▶ Directions for this task: Without omitting anything, return the records precisely as given.
[Start Task material]
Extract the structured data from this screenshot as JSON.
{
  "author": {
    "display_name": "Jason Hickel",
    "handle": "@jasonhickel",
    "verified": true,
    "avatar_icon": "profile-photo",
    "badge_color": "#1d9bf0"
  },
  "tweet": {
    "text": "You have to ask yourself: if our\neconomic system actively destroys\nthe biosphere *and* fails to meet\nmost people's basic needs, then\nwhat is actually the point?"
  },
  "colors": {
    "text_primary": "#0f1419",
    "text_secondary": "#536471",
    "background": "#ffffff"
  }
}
[End Task material]
▶ Task result:
Extract the structured data from this screenshot as JSON.
{
  "author": {
    "display_name": "Jason Hickel",
    "handle": "@jasonhickel",
    "verified": true,
    "avatar_icon": "profile-photo",
    "badge_color": "#1d9bf0"
  },
  "tweet": {
    "text": "You have to ask yourself: if our\neconomic system actively destroys\nthe biosphere *and* fails to meet\nmost people's basic needs, then\nwhat is actually the point?"
  },
  "colors": {
    "text_primary": "#0f1419",
    "text_secondary": "#536471",
    "background": "#ffffff"
  }
}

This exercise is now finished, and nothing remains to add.